> _WHAT THIS TASK INVOLVES_
Make an exact copy of all the data.

> _GIVEN RECORDS_
##########

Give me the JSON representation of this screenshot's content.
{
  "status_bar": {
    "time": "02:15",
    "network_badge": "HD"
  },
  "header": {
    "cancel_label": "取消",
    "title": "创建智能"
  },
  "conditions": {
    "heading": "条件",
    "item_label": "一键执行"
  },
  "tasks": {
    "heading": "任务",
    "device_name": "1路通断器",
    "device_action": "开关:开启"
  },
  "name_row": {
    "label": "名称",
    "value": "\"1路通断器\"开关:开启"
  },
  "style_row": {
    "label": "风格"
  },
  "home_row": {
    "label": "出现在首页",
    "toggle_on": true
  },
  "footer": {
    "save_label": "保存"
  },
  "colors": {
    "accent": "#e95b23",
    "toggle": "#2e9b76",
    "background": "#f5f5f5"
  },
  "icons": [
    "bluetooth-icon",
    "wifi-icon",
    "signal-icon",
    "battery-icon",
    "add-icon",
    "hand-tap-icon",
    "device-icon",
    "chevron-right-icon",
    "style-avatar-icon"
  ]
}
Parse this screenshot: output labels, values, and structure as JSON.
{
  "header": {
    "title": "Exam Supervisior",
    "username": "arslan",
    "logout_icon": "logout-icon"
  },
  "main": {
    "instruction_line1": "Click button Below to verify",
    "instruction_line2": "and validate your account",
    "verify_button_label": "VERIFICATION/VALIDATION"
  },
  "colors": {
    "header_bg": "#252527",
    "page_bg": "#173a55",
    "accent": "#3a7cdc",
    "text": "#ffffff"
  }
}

##########

> _RIGHT ANSWER_
Give me the JSON representation of this screenshot's content.
{
  "status_bar": {
    "time": "02:15",
    "network_badge": "HD"
  },
  "header": {
    "cancel_label": "取消",
    "title": "创建智能"
  },
  "conditions": {
    "heading": "条件",
    "item_label": "一键执行"
  },
  "tasks": {
    "heading": "任务",
    "device_name": "1路通断器",
    "device_action": "开关:开启"
  },
  "name_row": {
    "label": "名称",
    "value": "\"1路通断器\"开关:开启"
  },
  "style_row": {
    "label": "风格"
  },
  "home_row": {
    "label": "出现在首页",
    "toggle_on": true
  },
  "footer": {
    "save_label": "保存"
  },
  "colors": {
    "accent": "#e95b23",
    "toggle": "#2e9b76",
    "background": "#f5f5f5"
  },
  "icons": [
    "bluetooth-icon",
    "wifi-icon",
    "signal-icon",
    "battery-icon",
    "add-icon",
    "hand-tap-icon",
    "device-icon",
    "chevron-right-icon",
    "style-avatar-icon"
  ]
}
Parse this screenshot: output labels, values, and structure as JSON.
{
  "header": {
    "title": "Exam Supervisior",
    "username": "arslan",
    "logout_icon": "logout-icon"
  },
  "main": {
    "instruction_line1": "Click button Below to verify",
    "instruction_line2": "and validate your account",
    "verify_button_label": "VERIFICATION/VALIDATION"
  },
  "colors": {
    "header_bg": "#252527",
    "page_bg": "#173a55",
    "accent": "#3a7cdc",
    "text": "#ffffff"
  }
}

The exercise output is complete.